[Structured figure records]
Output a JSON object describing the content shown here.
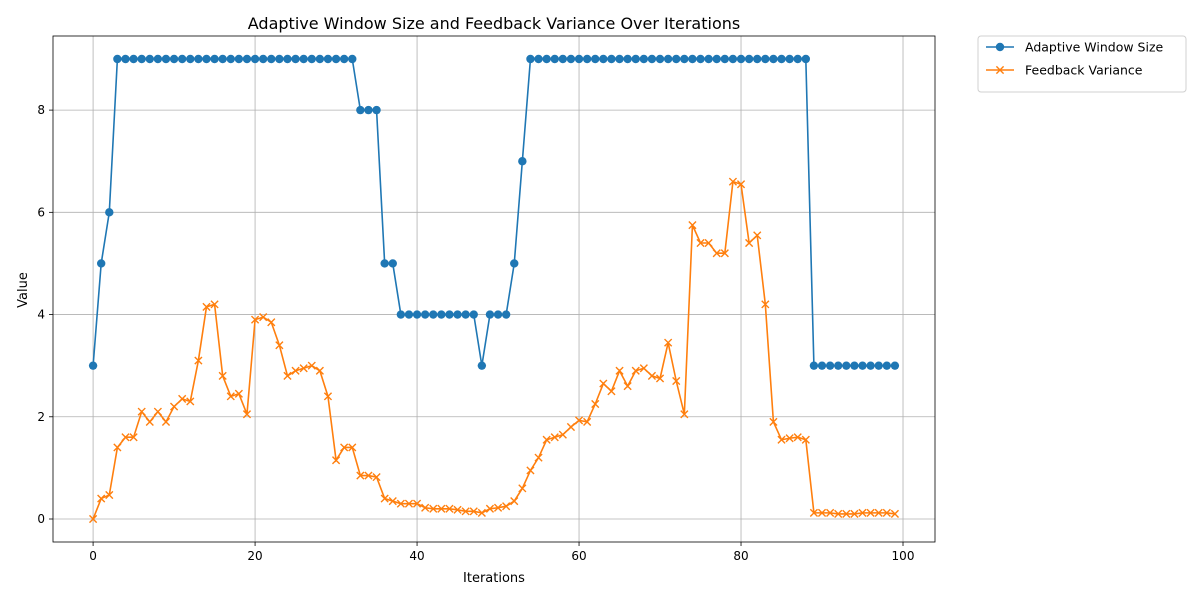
{
  "chart_data": {
    "type": "line",
    "title": "Adaptive Window Size and Feedback Variance Over Iterations",
    "xlabel": "Iterations",
    "ylabel": "Value",
    "xlim": [
      -4.95,
      103.95
    ],
    "ylim": [
      -0.45,
      9.45
    ],
    "xticks": [
      0,
      20,
      40,
      60,
      80,
      100
    ],
    "yticks": [
      0,
      2,
      4,
      6,
      8
    ],
    "grid": true,
    "legend_position": "outside-top-right",
    "x": [
      0,
      1,
      2,
      3,
      4,
      5,
      6,
      7,
      8,
      9,
      10,
      11,
      12,
      13,
      14,
      15,
      16,
      17,
      18,
      19,
      20,
      21,
      22,
      23,
      24,
      25,
      26,
      27,
      28,
      29,
      30,
      31,
      32,
      33,
      34,
      35,
      36,
      37,
      38,
      39,
      40,
      41,
      42,
      43,
      44,
      45,
      46,
      47,
      48,
      49,
      50,
      51,
      52,
      53,
      54,
      55,
      56,
      57,
      58,
      59,
      60,
      61,
      62,
      63,
      64,
      65,
      66,
      67,
      68,
      69,
      70,
      71,
      72,
      73,
      74,
      75,
      76,
      77,
      78,
      79,
      80,
      81,
      82,
      83,
      84,
      85,
      86,
      87,
      88,
      89,
      90,
      91,
      92,
      93,
      94,
      95,
      96,
      97,
      98,
      99
    ],
    "series": [
      {
        "name": "Adaptive Window Size",
        "color": "#1f77b4",
        "marker": "circle",
        "values": [
          3,
          5,
          6,
          9,
          9,
          9,
          9,
          9,
          9,
          9,
          9,
          9,
          9,
          9,
          9,
          9,
          9,
          9,
          9,
          9,
          9,
          9,
          9,
          9,
          9,
          9,
          9,
          9,
          9,
          9,
          9,
          9,
          9,
          8,
          8,
          8,
          5,
          5,
          4,
          4,
          4,
          4,
          4,
          4,
          4,
          4,
          4,
          4,
          3,
          4,
          4,
          4,
          5,
          7,
          9,
          9,
          9,
          9,
          9,
          9,
          9,
          9,
          9,
          9,
          9,
          9,
          9,
          9,
          9,
          9,
          9,
          9,
          9,
          9,
          9,
          9,
          9,
          9,
          9,
          9,
          9,
          9,
          9,
          9,
          9,
          9,
          9,
          9,
          9,
          3,
          3,
          3,
          3,
          3,
          3,
          3,
          3,
          3,
          3,
          3
        ]
      },
      {
        "name": "Feedback Variance",
        "color": "#ff7f0e",
        "marker": "x",
        "values": [
          0.0,
          0.4,
          0.47,
          1.4,
          1.6,
          1.6,
          2.1,
          1.9,
          2.1,
          1.9,
          2.2,
          2.35,
          2.3,
          3.1,
          4.15,
          4.2,
          2.8,
          2.4,
          2.45,
          2.05,
          3.9,
          3.95,
          3.85,
          3.4,
          2.8,
          2.9,
          2.95,
          3.0,
          2.9,
          2.4,
          1.15,
          1.4,
          1.4,
          0.85,
          0.85,
          0.82,
          0.4,
          0.35,
          0.3,
          0.3,
          0.3,
          0.22,
          0.2,
          0.2,
          0.2,
          0.18,
          0.15,
          0.15,
          0.12,
          0.2,
          0.22,
          0.25,
          0.35,
          0.6,
          0.95,
          1.2,
          1.55,
          1.6,
          1.65,
          1.8,
          1.93,
          1.9,
          2.25,
          2.65,
          2.5,
          2.9,
          2.6,
          2.9,
          2.95,
          2.8,
          2.75,
          3.45,
          2.7,
          2.05,
          5.75,
          5.4,
          5.4,
          5.2,
          5.2,
          6.6,
          6.55,
          5.4,
          5.55,
          4.2,
          1.9,
          1.55,
          1.58,
          1.6,
          1.55,
          0.12,
          0.12,
          0.12,
          0.1,
          0.1,
          0.1,
          0.12,
          0.12,
          0.12,
          0.12,
          0.1
        ]
      }
    ]
  }
}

[DO THIS]
Go through the listing above and return every line where the word "Iterations" occurs.

[THE REPLY]
    "title": "Adaptive Window Size and Feedback Variance Over Iterations",
    "xlabel": "Iterations",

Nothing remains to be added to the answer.